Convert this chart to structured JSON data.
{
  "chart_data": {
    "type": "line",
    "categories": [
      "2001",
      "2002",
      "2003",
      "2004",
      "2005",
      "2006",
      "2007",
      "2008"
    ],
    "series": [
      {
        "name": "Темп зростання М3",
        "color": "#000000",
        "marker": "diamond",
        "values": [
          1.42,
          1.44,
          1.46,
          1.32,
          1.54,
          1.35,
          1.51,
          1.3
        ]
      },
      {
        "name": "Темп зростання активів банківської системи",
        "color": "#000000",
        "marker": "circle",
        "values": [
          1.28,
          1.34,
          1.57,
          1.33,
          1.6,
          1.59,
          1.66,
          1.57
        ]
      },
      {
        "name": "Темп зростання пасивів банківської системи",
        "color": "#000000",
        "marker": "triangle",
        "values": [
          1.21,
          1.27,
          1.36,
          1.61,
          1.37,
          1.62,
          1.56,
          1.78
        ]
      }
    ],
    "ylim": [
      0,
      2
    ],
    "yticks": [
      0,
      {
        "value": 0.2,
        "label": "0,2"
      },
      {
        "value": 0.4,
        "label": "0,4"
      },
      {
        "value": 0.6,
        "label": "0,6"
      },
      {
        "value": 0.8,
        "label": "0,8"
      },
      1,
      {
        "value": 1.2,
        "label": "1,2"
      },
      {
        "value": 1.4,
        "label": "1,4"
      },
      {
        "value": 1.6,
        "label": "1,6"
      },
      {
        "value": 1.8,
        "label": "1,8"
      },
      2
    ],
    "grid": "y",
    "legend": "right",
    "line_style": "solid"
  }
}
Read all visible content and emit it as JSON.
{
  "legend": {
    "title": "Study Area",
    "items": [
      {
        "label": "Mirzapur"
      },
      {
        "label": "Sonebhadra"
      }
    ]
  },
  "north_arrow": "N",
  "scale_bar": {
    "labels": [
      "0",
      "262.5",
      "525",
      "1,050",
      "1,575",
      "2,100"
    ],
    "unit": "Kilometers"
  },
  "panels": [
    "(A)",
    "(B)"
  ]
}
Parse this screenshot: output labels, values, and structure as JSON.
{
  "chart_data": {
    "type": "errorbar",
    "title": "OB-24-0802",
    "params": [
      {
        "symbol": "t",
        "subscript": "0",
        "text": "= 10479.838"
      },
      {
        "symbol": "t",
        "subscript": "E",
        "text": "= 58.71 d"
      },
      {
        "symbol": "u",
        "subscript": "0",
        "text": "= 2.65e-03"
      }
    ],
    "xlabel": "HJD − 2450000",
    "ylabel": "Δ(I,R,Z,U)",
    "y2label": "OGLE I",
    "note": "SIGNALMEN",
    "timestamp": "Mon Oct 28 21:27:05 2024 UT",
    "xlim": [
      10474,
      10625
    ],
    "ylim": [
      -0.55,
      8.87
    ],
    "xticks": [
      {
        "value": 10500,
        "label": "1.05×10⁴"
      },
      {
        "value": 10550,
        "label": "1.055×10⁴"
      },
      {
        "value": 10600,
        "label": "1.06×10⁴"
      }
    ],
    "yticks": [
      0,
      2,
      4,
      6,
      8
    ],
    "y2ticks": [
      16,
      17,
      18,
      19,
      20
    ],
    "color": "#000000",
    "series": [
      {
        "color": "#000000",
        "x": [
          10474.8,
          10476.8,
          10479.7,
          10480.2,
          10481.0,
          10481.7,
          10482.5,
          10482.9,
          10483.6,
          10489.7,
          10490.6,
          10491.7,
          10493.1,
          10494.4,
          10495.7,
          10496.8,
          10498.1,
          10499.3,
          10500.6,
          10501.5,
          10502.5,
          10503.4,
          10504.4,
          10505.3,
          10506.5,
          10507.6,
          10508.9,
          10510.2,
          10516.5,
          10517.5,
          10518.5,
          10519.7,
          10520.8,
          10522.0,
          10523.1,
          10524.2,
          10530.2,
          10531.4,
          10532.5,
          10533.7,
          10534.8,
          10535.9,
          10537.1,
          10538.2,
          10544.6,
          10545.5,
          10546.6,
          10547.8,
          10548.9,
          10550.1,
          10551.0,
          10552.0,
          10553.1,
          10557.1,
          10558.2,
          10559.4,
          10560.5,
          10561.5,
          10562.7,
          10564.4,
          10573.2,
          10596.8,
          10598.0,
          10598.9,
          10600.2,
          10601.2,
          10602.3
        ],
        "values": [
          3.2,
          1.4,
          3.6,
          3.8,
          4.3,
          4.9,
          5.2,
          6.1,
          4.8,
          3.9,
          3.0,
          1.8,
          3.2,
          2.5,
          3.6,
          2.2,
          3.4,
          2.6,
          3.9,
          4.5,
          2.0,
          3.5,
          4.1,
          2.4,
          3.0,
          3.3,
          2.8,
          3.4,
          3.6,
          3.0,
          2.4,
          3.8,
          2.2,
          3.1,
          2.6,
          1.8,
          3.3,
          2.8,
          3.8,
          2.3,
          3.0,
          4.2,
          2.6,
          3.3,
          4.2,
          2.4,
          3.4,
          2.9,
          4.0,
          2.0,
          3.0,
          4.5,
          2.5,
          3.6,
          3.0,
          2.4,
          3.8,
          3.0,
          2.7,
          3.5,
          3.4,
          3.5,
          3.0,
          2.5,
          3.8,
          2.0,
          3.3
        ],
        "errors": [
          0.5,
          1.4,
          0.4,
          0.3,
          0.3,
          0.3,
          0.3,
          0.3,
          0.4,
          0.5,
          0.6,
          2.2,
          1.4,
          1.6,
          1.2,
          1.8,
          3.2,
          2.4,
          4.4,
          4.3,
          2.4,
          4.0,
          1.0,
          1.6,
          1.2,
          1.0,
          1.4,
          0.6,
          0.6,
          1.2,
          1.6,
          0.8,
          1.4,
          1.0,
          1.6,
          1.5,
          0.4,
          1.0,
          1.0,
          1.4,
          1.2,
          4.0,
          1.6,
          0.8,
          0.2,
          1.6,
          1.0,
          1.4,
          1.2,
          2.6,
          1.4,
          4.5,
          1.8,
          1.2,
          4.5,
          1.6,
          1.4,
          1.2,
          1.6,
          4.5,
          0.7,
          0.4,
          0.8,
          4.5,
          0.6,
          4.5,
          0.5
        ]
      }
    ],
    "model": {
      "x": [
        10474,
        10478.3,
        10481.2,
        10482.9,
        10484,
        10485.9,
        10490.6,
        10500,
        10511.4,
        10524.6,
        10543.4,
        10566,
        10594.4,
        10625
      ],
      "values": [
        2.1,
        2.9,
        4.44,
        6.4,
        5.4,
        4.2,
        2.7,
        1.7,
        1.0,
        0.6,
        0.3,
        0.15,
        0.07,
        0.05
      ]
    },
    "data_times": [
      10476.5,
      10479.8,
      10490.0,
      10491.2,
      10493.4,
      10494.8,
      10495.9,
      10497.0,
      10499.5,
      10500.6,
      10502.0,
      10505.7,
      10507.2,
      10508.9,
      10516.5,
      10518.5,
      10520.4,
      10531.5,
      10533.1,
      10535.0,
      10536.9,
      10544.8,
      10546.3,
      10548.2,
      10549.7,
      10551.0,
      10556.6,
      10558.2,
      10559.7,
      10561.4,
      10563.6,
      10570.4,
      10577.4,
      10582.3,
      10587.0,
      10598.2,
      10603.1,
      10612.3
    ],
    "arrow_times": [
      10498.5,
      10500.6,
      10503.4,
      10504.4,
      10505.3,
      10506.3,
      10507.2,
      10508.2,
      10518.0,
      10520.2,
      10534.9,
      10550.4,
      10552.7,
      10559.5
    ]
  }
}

**GIVEN INSTRUCTION**
Repeat the data verbatim.

**FULL SOLUTION**
Convert this chart to structured JSON data.
{
  "chart_data": {
    "type": "line",
    "categories": [
      "2001",
      "2002",
      "2003",
      "2004",
      "2005",
      "2006",
      "2007",
      "2008"
    ],
    "series": [
      {
        "name": "Темп зростання М3",
        "color": "#000000",
        "marker": "diamond",
        "values": [
          1.42,
          1.44,
          1.46,
          1.32,
          1.54,
          1.35,
          1.51,
          1.3
        ]
      },
      {
        "name": "Темп зростання активів банківської системи",
        "color": "#000000",
        "marker": "circle",
        "values": [
          1.28,
          1.34,
          1.57,
          1.33,
          1.6,
          1.59,
          1.66,
          1.57
        ]
      },
      {
        "name": "Темп зростання пасивів банківської системи",
        "color": "#000000",
        "marker": "triangle",
        "values": [
          1.21,
          1.27,
          1.36,
          1.61,
          1.37,
          1.62,
          1.56,
          1.78
        ]
      }
    ],
    "ylim": [
      0,
      2
    ],
    "yticks": [
      0,
      {
        "value": 0.2,
        "label": "0,2"
      },
      {
        "value": 0.4,
        "label": "0,4"
      },
      {
        "value": 0.6,
        "label": "0,6"
      },
      {
        "value": 0.8,
        "label": "0,8"
      },
      1,
      {
        "value": 1.2,
        "label": "1,2"
      },
      {
        "value": 1.4,
        "label": "1,4"
      },
      {
        "value": 1.6,
        "label": "1,6"
      },
      {
        "value": 1.8,
        "label": "1,8"
      },
      2
    ],
    "grid": "y",
    "legend": "right",
    "line_style": "solid"
  }
}
Read all visible content and emit it as JSON.
{
  "legend": {
    "title": "Study Area",
    "items": [
      {
        "label": "Mirzapur"
      },
      {
        "label": "Sonebhadra"
      }
    ]
  },
  "north_arrow": "N",
  "scale_bar": {
    "labels": [
      "0",
      "262.5",
      "525",
      "1,050",
      "1,575",
      "2,100"
    ],
    "unit": "Kilometers"
  },
  "panels": [
    "(A)",
    "(B)"
  ]
}
Parse this screenshot: output labels, values, and structure as JSON.
{
  "chart_data": {
    "type": "errorbar",
    "title": "OB-24-0802",
    "params": [
      {
        "symbol": "t",
        "subscript": "0",
        "text": "= 10479.838"
      },
      {
        "symbol": "t",
        "subscript": "E",
        "text": "= 58.71 d"
      },
      {
        "symbol": "u",
        "subscript": "0",
        "text": "= 2.65e-03"
      }
    ],
    "xlabel": "HJD − 2450000",
    "ylabel": "Δ(I,R,Z,U)",
    "y2label": "OGLE I",
    "note": "SIGNALMEN",
    "timestamp": "Mon Oct 28 21:27:05 2024 UT",
    "xlim": [
      10474,
      10625
    ],
    "ylim": [
      -0.55,
      8.87
    ],
    "xticks": [
      {
        "value": 10500,
        "label": "1.05×10⁴"
      },
      {
        "value": 10550,
        "label": "1.055×10⁴"
      },
      {
        "value": 10600,
        "label": "1.06×10⁴"
      }
    ],
    "yticks": [
      0,
      2,
      4,
      6,
      8
    ],
    "y2ticks": [
      16,
      17,
      18,
      19,
      20
    ],
    "color": "#000000",
    "series": [
      {
        "color": "#000000",
        "x": [
          10474.8,
          10476.8,
          10479.7,
          10480.2,
          10481.0,
          10481.7,
          10482.5,
          10482.9,
          10483.6,
          10489.7,
          10490.6,
          10491.7,
          10493.1,
          10494.4,
          10495.7,
          10496.8,
          10498.1,
          10499.3,
          10500.6,
          10501.5,
          10502.5,
          10503.4,
          10504.4,
          10505.3,
          10506.5,
          10507.6,
          10508.9,
          10510.2,
          10516.5,
          10517.5,
          10518.5,
          10519.7,
          10520.8,
          10522.0,
          10523.1,
          10524.2,
          10530.2,
          10531.4,
          10532.5,
          10533.7,
          10534.8,
          10535.9,
          10537.1,
          10538.2,
          10544.6,
          10545.5,
          10546.6,
          10547.8,
          10548.9,
          10550.1,
          10551.0,
          10552.0,
          10553.1,
          10557.1,
          10558.2,
          10559.4,
          10560.5,
          10561.5,
          10562.7,
          10564.4,
          10573.2,
          10596.8,
          10598.0,
          10598.9,
          10600.2,
          10601.2,
          10602.3
        ],
        "values": [
          3.2,
          1.4,
          3.6,
          3.8,
          4.3,
          4.9,
          5.2,
          6.1,
          4.8,
          3.9,
          3.0,
          1.8,
          3.2,
          2.5,
          3.6,
          2.2,
          3.4,
          2.6,
          3.9,
          4.5,
          2.0,
          3.5,
          4.1,
          2.4,
          3.0,
          3.3,
          2.8,
          3.4,
          3.6,
          3.0,
          2.4,
          3.8,
          2.2,
          3.1,
          2.6,
          1.8,
          3.3,
          2.8,
          3.8,
          2.3,
          3.0,
          4.2,
          2.6,
          3.3,
          4.2,
          2.4,
          3.4,
          2.9,
          4.0,
          2.0,
          3.0,
          4.5,
          2.5,
          3.6,
          3.0,
          2.4,
          3.8,
          3.0,
          2.7,
          3.5,
          3.4,
          3.5,
          3.0,
          2.5,
          3.8,
          2.0,
          3.3
        ],
        "errors": [
          0.5,
          1.4,
          0.4,
          0.3,
          0.3,
          0.3,
          0.3,
          0.3,
          0.4,
          0.5,
          0.6,
          2.2,
          1.4,
          1.6,
          1.2,
          1.8,
          3.2,
          2.4,
          4.4,
          4.3,
          2.4,
          4.0,
          1.0,
          1.6,
          1.2,
          1.0,
          1.4,
          0.6,
          0.6,
          1.2,
          1.6,
          0.8,
          1.4,
          1.0,
          1.6,
          1.5,
          0.4,
          1.0,
          1.0,
          1.4,
          1.2,
          4.0,
          1.6,
          0.8,
          0.2,
          1.6,
          1.0,
          1.4,
          1.2,
          2.6,
          1.4,
          4.5,
          1.8,
          1.2,
          4.5,
          1.6,
          1.4,
          1.2,
          1.6,
          4.5,
          0.7,
          0.4,
          0.8,
          4.5,
          0.6,
          4.5,
          0.5
        ]
      }
    ],
    "model": {
      "x": [
        10474,
        10478.3,
        10481.2,
        10482.9,
        10484,
        10485.9,
        10490.6,
        10500,
        10511.4,
        10524.6,
        10543.4,
        10566,
        10594.4,
        10625
      ],
      "values": [
        2.1,
        2.9,
        4.44,
        6.4,
        5.4,
        4.2,
        2.7,
        1.7,
        1.0,
        0.6,
        0.3,
        0.15,
        0.07,
        0.05
      ]
    },
    "data_times": [
      10476.5,
      10479.8,
      10490.0,
      10491.2,
      10493.4,
      10494.8,
      10495.9,
      10497.0,
      10499.5,
      10500.6,
      10502.0,
      10505.7,
      10507.2,
      10508.9,
      10516.5,
      10518.5,
      10520.4,
      10531.5,
      10533.1,
      10535.0,
      10536.9,
      10544.8,
      10546.3,
      10548.2,
      10549.7,
      10551.0,
      10556.6,
      10558.2,
      10559.7,
      10561.4,
      10563.6,
      10570.4,
      10577.4,
      10582.3,
      10587.0,
      10598.2,
      10603.1,
      10612.3
    ],
    "arrow_times": [
      10498.5,
      10500.6,
      10503.4,
      10504.4,
      10505.3,
      10506.3,
      10507.2,
      10508.2,
      10518.0,
      10520.2,
      10534.9,
      10550.4,
      10552.7,
      10559.5
    ]
  }
}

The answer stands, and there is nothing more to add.